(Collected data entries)
□ □ □ □ □ □ □
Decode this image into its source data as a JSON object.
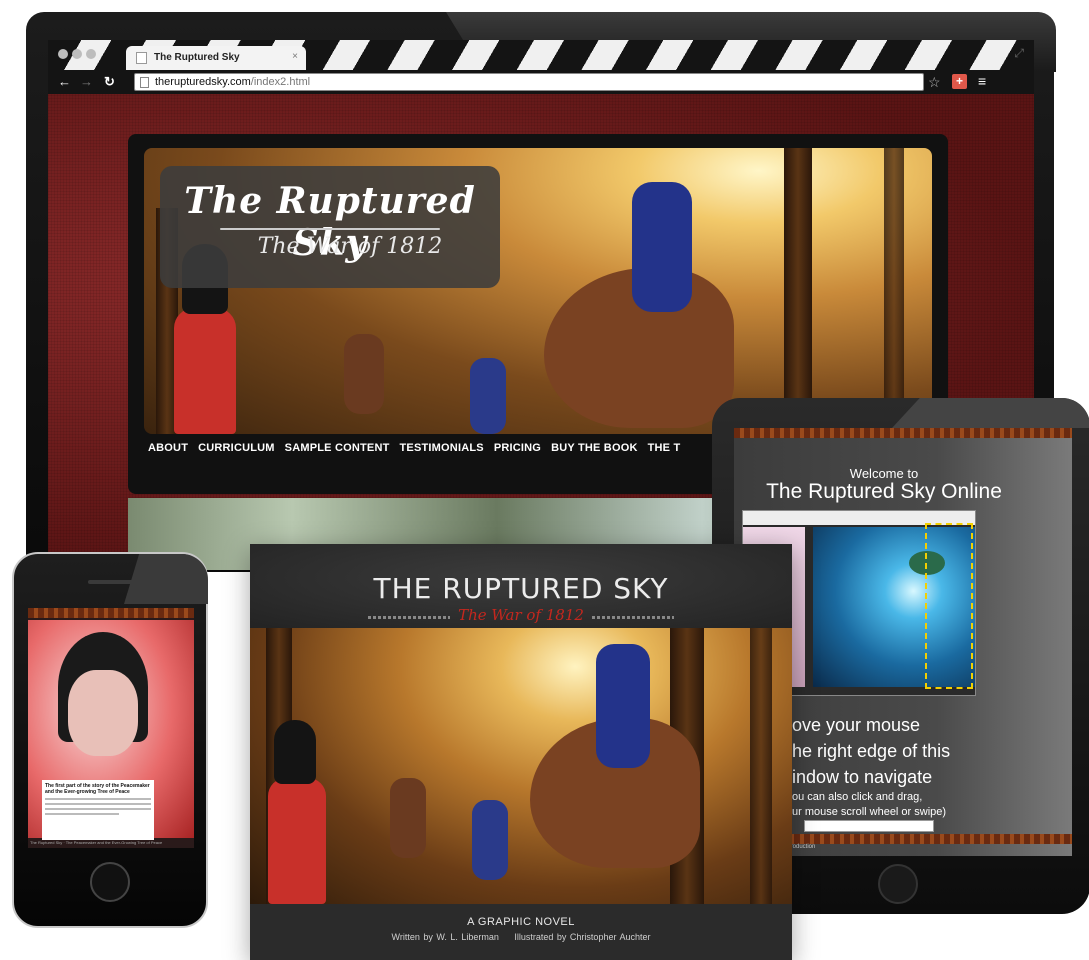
{
  "browser": {
    "tab_title": "The Ruptured Sky",
    "url_host": "therupturedsky.com",
    "url_path": "/index2.html"
  },
  "site": {
    "logo_title": "The Ruptured Sky",
    "logo_subtitle": "The War of 1812",
    "nav": [
      "ABOUT",
      "CURRICULUM",
      "SAMPLE CONTENT",
      "TESTIMONIALS",
      "PRICING",
      "BUY THE BOOK",
      "THE T"
    ]
  },
  "tablet": {
    "welcome": "Welcome to",
    "title": "The Ruptured Sky Online",
    "instruction_lines": [
      "ove your mouse",
      "he right edge of this",
      "indow to navigate"
    ],
    "instruction_small": [
      "ou can also click and drag,",
      "ur mouse scroll wheel or swipe)"
    ],
    "footer": "Introduction"
  },
  "phone": {
    "caption_title": "The first part of the story of the Peacemaker and the Ever-growing Tree of Peace",
    "footer": "The Ruptured Sky · The Peacemaker and the Ever-Growing Tree of Peace"
  },
  "book": {
    "title": "THE RUPTURED SKY",
    "subtitle": "The War of 1812",
    "kicker": "A GRAPHIC NOVEL",
    "written_by": "Written by W. L. Liberman",
    "illustrated_by": "Illustrated by Christopher Auchter"
  },
  "colors": {
    "accent_red": "#c4271e",
    "page_maroon": "#6b1a1a",
    "device_black": "#111111"
  }
}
□ □ □ □ □ □ □
STATED TASK: Identify which lines contain the word "Tree" and copy each one.

IN RESPONSE:
    "caption_title": "The first part of the story of the Peacemaker and the Ever-growing Tree of Peace",
    "footer": "The Ruptured Sky · The Peacemaker and the Ever-Growing Tree of Peace"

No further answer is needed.